Brief: Of all the lines in this data, how many include "وقال"? Respond with the number only.
%%
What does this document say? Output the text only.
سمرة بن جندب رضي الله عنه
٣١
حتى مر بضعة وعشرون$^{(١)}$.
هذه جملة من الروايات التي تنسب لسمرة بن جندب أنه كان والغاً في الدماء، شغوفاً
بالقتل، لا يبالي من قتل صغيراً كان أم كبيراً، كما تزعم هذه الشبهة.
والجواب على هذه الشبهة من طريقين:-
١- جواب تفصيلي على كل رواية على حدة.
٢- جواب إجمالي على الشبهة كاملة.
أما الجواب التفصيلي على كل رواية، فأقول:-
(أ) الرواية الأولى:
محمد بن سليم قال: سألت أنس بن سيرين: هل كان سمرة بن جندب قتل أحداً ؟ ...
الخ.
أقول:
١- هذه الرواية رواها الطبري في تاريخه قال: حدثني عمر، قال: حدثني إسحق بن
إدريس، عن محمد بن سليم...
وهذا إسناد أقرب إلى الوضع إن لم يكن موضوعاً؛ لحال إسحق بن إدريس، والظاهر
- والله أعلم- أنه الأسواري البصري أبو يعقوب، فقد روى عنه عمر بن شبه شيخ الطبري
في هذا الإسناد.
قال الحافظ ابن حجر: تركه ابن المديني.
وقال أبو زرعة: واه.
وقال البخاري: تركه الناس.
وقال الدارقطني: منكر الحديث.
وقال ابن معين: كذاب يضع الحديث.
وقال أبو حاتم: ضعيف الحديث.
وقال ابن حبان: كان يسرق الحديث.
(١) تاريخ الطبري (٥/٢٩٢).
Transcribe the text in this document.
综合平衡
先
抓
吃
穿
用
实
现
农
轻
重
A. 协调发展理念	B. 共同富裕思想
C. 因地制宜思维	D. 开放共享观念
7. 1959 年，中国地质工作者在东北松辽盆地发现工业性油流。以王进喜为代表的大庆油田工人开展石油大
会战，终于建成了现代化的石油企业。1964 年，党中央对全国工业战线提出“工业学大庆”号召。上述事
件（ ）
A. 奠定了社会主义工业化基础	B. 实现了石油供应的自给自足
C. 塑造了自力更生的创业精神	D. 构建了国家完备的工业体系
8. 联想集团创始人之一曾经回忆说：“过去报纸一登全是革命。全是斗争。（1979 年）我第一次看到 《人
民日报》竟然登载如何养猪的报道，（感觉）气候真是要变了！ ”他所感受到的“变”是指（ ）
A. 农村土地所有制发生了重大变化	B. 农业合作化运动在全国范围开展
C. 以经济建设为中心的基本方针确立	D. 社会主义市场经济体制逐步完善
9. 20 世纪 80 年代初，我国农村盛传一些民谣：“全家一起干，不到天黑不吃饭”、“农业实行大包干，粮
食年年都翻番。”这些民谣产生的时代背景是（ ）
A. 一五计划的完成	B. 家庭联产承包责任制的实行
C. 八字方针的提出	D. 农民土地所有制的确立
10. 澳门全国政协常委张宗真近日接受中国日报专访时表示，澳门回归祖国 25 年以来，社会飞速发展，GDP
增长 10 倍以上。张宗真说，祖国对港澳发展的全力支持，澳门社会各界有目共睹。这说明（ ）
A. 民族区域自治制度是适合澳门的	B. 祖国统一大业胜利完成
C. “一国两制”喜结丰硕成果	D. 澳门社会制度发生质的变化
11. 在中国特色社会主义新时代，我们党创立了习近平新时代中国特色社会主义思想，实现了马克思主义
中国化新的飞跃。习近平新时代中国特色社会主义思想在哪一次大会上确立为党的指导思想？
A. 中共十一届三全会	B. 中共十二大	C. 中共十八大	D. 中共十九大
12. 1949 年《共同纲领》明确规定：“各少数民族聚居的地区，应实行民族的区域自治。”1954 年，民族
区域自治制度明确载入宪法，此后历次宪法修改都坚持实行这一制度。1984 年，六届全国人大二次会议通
%%
Result of this task: 6